» WHAT THIS TASK INVOLVES:
Go through the listing below and list every line with "control".

» WORKING DATA:
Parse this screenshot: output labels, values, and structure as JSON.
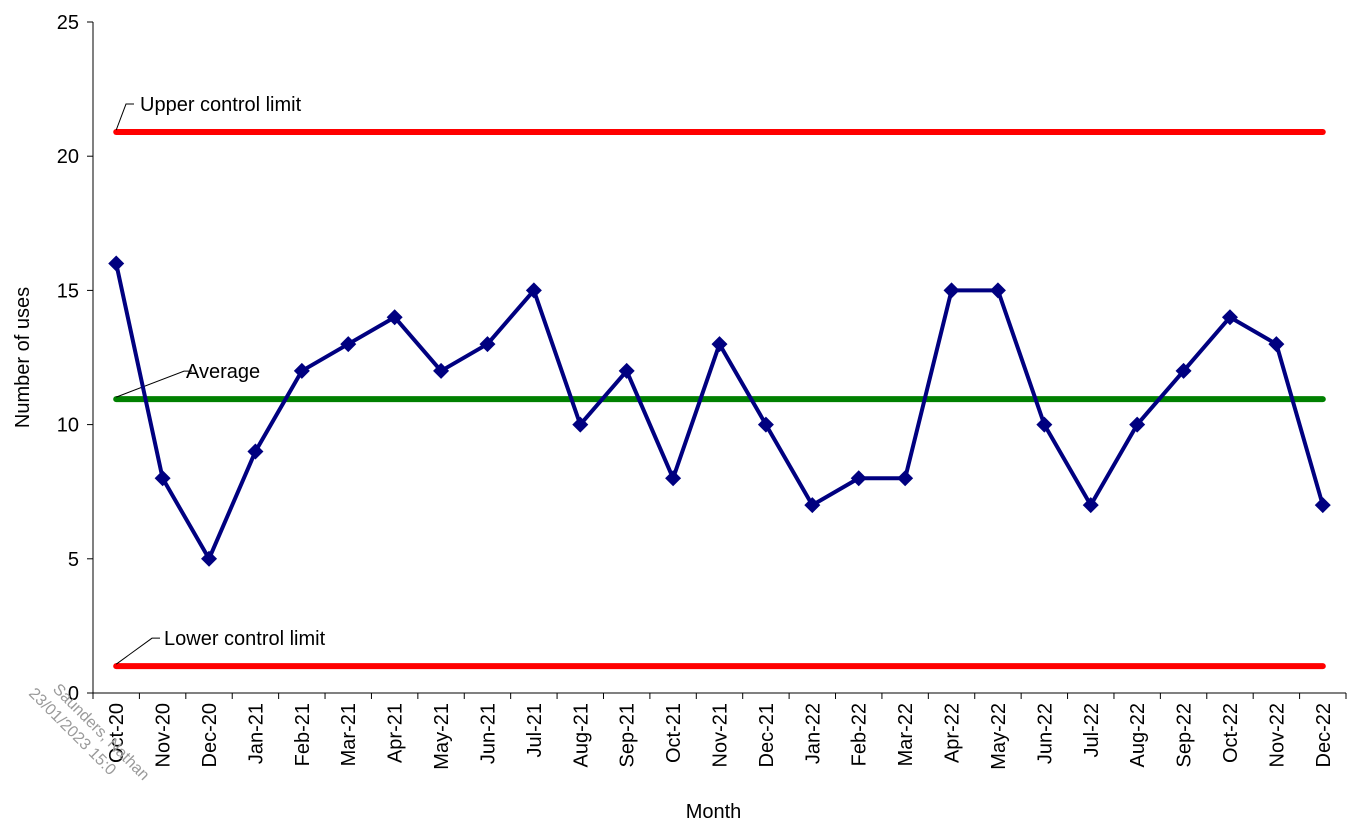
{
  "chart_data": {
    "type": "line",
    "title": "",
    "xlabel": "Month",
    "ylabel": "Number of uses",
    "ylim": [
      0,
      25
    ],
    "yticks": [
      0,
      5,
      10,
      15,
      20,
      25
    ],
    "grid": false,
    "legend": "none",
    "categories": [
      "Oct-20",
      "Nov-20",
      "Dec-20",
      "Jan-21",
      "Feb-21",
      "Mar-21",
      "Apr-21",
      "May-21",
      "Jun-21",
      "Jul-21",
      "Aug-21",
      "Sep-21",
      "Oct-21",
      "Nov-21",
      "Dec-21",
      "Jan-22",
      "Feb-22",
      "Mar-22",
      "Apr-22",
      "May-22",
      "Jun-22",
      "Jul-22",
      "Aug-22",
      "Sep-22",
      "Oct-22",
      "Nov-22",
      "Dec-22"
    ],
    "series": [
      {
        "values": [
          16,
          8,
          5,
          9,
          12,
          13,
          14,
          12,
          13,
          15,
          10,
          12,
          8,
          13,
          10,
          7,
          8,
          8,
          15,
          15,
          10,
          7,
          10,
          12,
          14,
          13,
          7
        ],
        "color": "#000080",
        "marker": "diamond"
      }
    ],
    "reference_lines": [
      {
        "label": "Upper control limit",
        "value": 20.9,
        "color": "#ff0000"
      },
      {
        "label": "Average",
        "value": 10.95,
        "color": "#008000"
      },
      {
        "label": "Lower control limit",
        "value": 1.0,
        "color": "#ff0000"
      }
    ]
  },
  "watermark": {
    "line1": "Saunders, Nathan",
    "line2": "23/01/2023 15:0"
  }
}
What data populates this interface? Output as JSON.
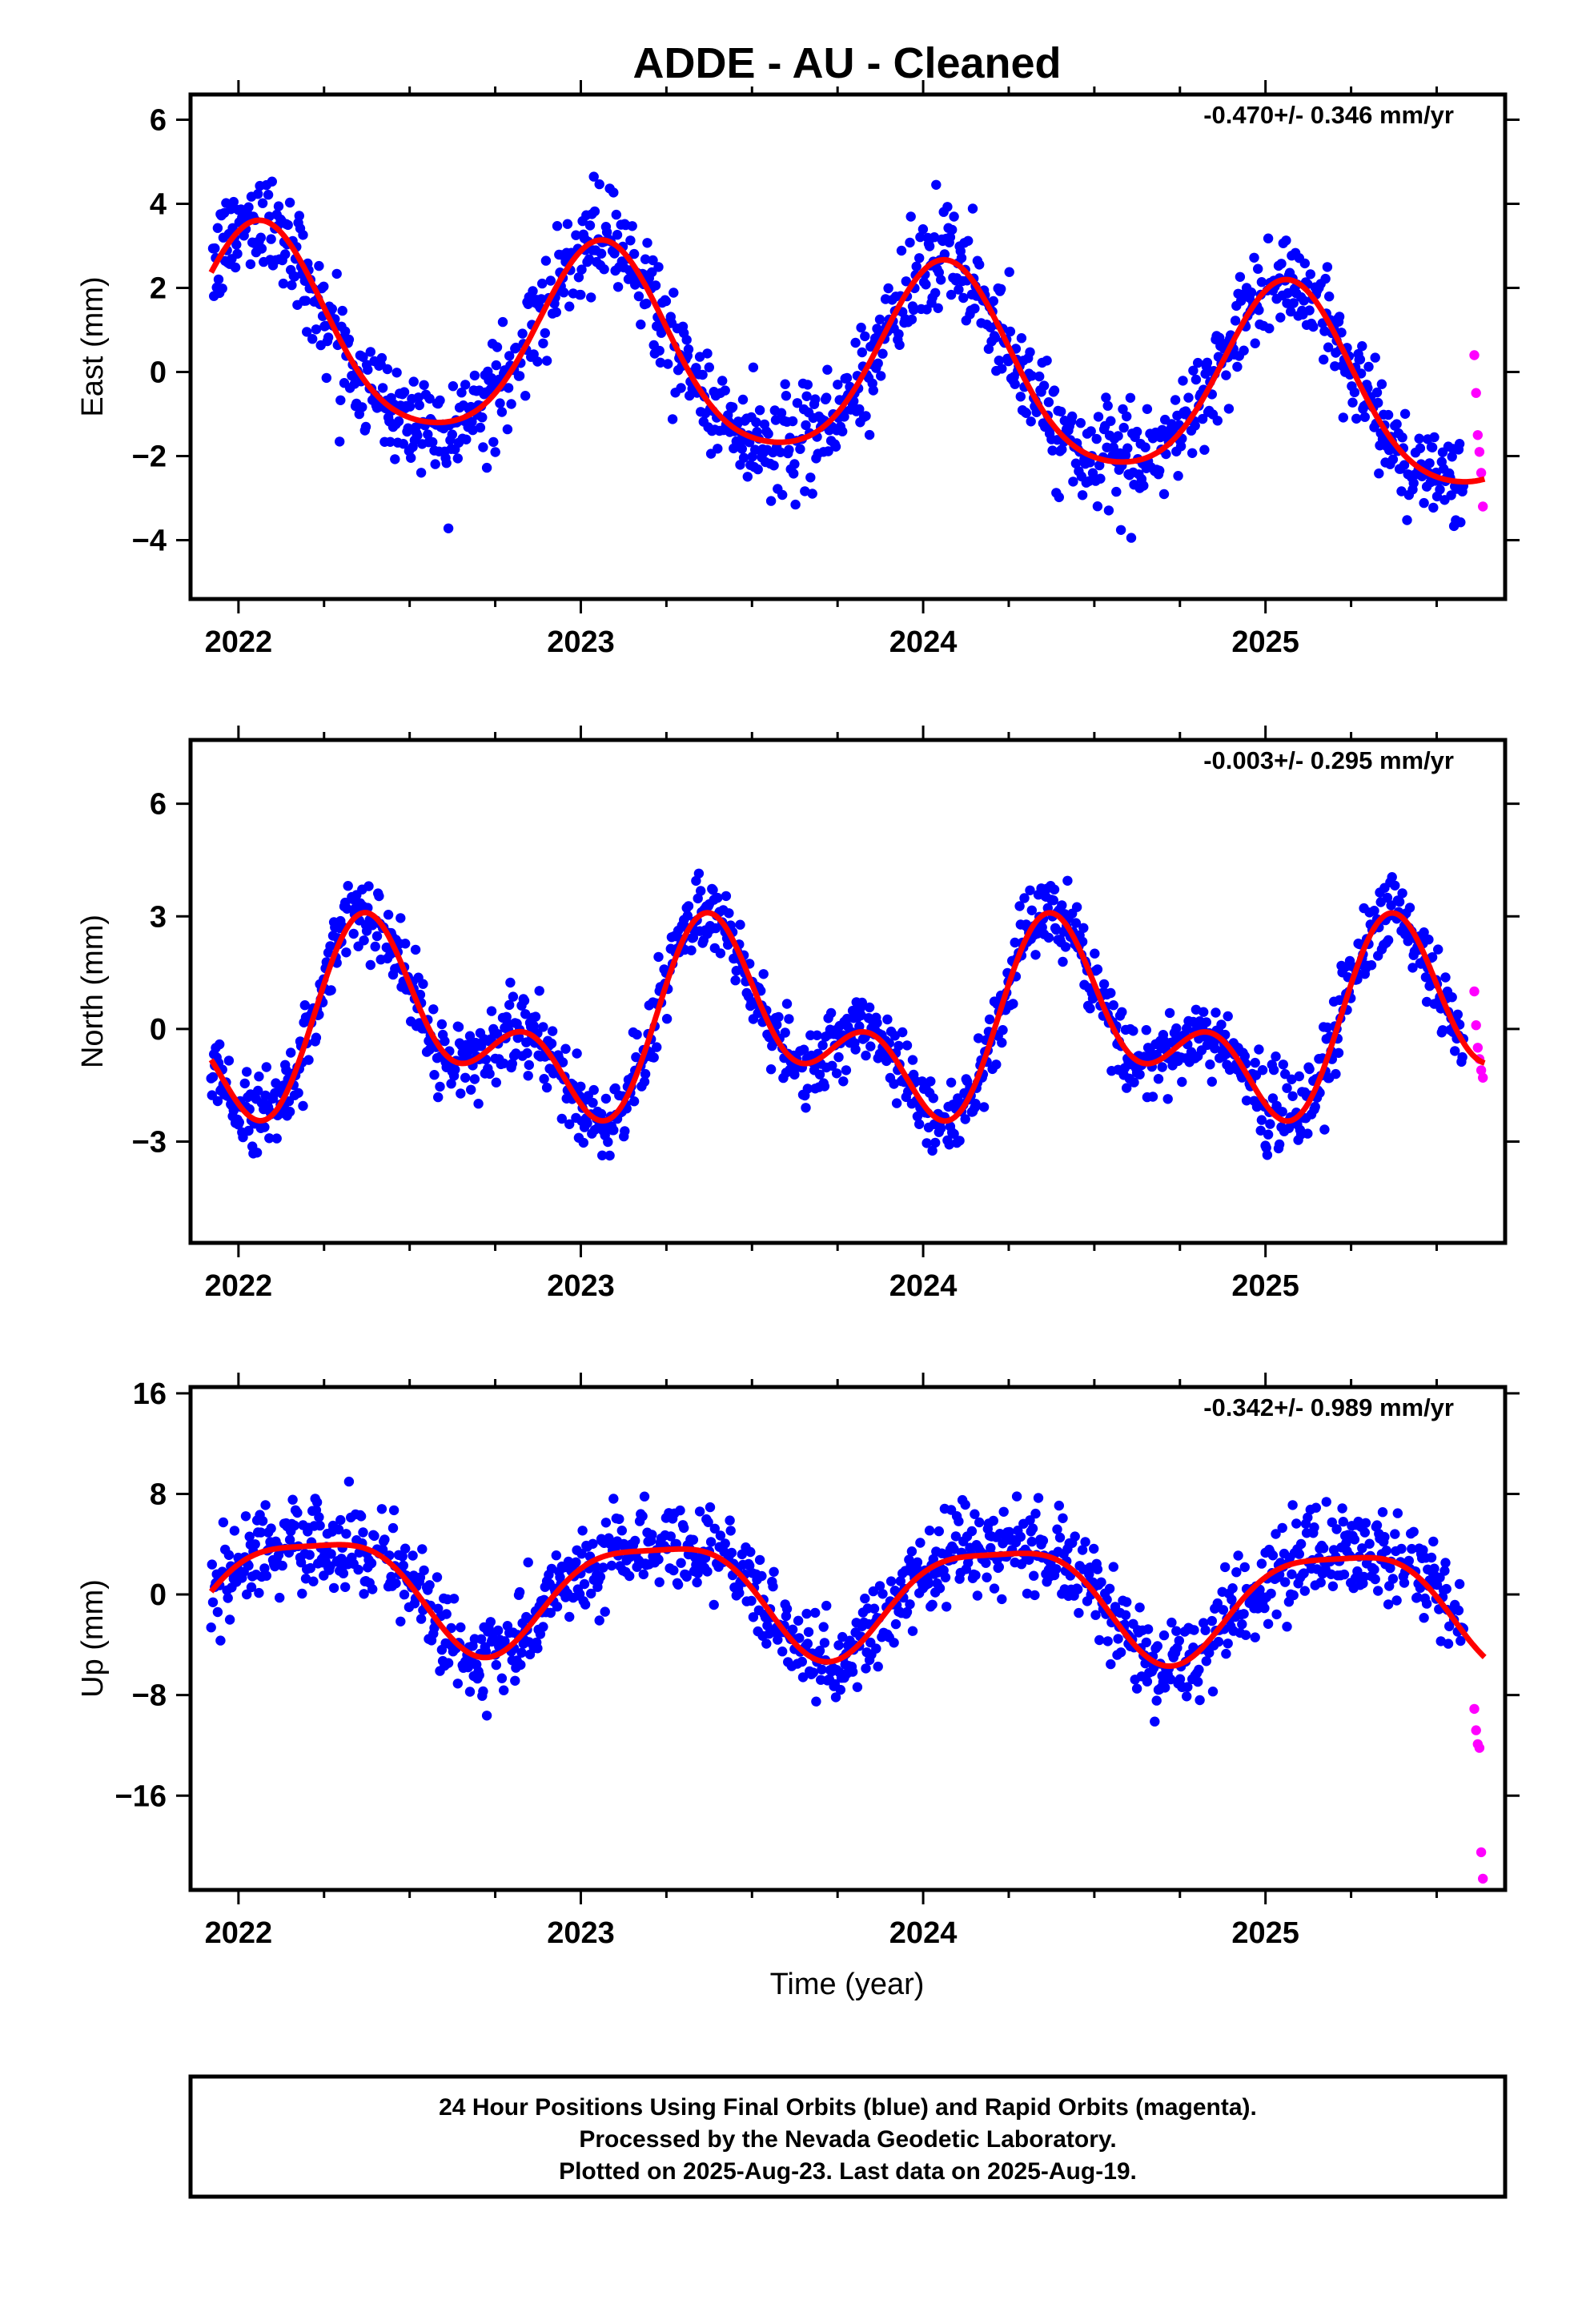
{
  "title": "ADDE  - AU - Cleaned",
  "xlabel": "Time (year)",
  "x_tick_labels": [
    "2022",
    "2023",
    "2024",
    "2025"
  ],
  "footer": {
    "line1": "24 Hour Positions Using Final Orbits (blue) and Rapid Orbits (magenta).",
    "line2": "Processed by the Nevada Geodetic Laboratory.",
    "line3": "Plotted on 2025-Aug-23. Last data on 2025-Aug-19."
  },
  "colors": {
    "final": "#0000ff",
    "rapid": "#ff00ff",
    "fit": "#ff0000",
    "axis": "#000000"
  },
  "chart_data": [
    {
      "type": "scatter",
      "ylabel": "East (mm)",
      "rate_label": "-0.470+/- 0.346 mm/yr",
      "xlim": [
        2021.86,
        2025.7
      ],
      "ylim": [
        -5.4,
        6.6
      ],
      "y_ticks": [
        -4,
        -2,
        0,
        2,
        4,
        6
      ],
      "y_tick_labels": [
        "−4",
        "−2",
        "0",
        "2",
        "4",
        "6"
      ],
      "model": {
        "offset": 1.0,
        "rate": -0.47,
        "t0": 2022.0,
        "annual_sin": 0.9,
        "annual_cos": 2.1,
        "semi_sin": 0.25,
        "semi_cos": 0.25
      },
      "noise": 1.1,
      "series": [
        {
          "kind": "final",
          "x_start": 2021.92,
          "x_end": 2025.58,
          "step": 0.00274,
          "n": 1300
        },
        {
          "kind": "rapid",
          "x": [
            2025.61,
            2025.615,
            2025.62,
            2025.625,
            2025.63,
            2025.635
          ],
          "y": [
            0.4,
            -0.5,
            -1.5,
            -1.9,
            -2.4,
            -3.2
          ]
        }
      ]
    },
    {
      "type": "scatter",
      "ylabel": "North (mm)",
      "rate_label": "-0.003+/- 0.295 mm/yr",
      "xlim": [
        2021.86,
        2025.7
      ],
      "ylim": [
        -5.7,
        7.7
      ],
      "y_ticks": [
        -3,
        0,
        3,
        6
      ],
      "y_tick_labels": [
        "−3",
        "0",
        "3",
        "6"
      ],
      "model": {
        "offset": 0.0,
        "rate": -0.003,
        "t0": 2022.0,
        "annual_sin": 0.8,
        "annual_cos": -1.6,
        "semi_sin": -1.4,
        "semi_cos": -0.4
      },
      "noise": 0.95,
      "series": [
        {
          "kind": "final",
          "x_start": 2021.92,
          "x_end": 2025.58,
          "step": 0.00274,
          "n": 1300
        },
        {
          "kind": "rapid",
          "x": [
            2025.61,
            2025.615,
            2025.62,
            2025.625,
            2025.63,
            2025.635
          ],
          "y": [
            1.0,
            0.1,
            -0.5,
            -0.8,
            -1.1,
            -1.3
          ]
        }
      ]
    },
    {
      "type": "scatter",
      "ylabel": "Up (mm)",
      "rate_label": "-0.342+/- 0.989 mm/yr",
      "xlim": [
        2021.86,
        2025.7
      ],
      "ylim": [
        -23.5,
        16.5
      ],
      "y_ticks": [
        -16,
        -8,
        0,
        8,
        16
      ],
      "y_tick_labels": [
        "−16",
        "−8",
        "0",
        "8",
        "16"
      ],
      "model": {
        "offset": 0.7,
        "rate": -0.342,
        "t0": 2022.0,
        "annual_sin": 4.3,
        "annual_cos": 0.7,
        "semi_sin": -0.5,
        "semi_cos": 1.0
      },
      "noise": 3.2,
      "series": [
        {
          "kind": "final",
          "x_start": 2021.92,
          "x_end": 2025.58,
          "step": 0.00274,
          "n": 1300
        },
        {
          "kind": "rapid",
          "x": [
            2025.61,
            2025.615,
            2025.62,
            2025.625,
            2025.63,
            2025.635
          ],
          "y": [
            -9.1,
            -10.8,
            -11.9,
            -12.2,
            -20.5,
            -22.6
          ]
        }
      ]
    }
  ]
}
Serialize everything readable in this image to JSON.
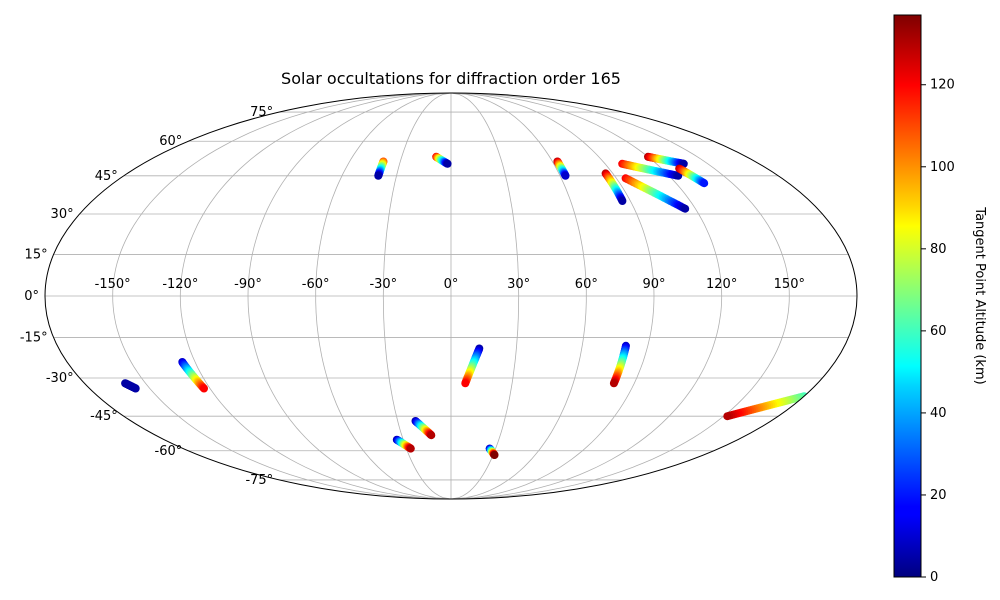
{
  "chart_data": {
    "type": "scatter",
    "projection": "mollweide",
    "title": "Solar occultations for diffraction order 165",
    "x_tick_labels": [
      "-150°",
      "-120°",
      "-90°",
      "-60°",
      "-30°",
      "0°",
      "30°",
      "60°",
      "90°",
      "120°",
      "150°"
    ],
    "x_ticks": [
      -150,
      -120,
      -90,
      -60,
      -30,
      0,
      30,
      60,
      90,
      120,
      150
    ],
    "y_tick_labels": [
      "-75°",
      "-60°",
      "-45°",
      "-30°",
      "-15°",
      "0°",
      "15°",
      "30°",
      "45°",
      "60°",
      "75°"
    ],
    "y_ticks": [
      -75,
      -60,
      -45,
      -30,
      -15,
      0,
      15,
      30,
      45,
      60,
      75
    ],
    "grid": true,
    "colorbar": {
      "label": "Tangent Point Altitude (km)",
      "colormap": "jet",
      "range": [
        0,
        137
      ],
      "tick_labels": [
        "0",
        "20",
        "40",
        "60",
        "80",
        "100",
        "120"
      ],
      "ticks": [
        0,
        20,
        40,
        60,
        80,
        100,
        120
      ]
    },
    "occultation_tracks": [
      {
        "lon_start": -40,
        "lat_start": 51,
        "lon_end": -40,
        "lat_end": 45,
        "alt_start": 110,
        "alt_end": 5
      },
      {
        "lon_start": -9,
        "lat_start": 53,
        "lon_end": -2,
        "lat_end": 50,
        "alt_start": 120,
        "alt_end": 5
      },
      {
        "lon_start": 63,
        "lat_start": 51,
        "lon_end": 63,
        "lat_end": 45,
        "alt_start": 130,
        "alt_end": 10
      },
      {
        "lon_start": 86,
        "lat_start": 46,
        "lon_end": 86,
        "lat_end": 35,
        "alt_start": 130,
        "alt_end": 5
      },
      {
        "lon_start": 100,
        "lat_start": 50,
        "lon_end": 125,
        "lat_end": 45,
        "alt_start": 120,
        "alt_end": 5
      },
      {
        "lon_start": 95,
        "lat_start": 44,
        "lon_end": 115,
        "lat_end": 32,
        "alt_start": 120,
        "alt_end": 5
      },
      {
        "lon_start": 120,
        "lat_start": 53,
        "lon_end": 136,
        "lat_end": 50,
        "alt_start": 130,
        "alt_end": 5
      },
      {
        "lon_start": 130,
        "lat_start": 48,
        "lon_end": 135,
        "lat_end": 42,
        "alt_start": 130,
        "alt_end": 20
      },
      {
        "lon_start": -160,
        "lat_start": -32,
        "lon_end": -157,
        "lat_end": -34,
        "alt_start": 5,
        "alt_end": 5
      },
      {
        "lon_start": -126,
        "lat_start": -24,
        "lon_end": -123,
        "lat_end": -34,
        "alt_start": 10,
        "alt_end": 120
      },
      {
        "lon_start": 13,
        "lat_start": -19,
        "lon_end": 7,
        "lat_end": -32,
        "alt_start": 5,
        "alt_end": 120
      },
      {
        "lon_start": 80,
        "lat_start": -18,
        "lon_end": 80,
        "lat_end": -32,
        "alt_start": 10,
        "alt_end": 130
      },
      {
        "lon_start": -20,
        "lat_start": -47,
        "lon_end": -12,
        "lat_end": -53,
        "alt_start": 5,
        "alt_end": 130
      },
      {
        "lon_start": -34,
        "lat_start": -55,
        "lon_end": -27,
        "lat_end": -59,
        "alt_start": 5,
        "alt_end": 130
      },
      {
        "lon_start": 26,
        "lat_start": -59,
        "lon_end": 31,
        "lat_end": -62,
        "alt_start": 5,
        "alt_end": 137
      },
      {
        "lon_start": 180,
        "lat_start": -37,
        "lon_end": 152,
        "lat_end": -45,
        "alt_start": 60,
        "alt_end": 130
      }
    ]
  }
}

» WORKED SOLUTION:
        "label": "Upper control limit",
        "label": "Lower control limit",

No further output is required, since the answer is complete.